Given records: Begin
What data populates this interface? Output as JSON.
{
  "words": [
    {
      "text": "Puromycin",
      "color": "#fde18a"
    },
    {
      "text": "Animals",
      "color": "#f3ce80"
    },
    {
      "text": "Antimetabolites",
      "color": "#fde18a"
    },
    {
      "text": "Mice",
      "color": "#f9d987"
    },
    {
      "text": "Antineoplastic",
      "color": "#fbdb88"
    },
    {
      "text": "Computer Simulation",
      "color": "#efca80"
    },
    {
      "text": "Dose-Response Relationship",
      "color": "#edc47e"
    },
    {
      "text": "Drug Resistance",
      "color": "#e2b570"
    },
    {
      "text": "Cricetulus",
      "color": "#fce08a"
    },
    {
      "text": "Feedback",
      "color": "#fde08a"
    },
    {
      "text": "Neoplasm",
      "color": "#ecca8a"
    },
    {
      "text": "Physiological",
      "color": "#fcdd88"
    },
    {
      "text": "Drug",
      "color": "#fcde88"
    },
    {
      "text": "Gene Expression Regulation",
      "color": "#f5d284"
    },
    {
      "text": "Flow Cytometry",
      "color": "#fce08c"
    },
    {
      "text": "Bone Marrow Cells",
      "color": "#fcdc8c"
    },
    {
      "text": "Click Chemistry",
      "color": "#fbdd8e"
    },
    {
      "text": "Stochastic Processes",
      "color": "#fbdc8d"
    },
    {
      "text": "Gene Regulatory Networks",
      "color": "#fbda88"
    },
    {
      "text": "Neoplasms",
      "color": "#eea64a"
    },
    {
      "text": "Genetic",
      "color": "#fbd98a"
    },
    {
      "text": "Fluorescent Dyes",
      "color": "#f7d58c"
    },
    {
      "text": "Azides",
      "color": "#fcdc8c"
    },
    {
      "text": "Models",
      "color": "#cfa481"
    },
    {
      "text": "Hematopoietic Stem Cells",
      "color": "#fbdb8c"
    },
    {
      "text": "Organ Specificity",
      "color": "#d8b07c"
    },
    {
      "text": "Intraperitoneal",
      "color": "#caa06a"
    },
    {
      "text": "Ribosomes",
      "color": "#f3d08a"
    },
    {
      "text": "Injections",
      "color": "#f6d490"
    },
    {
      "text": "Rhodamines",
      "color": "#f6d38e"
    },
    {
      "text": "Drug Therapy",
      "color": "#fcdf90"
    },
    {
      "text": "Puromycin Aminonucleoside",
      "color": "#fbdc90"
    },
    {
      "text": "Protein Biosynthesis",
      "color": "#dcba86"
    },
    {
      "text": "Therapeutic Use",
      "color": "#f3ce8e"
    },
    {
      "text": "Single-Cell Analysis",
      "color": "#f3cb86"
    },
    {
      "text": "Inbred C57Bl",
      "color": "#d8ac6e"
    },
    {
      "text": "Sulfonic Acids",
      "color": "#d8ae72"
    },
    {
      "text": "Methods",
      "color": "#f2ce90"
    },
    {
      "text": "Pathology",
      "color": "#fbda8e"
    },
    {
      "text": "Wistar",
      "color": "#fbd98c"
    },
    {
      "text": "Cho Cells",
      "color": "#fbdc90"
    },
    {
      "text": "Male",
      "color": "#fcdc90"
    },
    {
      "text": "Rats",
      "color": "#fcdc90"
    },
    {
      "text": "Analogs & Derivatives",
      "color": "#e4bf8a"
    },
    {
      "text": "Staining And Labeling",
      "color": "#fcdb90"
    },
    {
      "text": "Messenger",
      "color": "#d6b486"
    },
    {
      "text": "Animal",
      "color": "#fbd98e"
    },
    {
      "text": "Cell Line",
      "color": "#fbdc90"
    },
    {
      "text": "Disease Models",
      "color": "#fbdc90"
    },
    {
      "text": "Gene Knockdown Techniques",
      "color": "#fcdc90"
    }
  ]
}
Given records: End
__Problem__.
Return only the number of lines in the data above that hold the word "Drug".

__Output of the task__.
3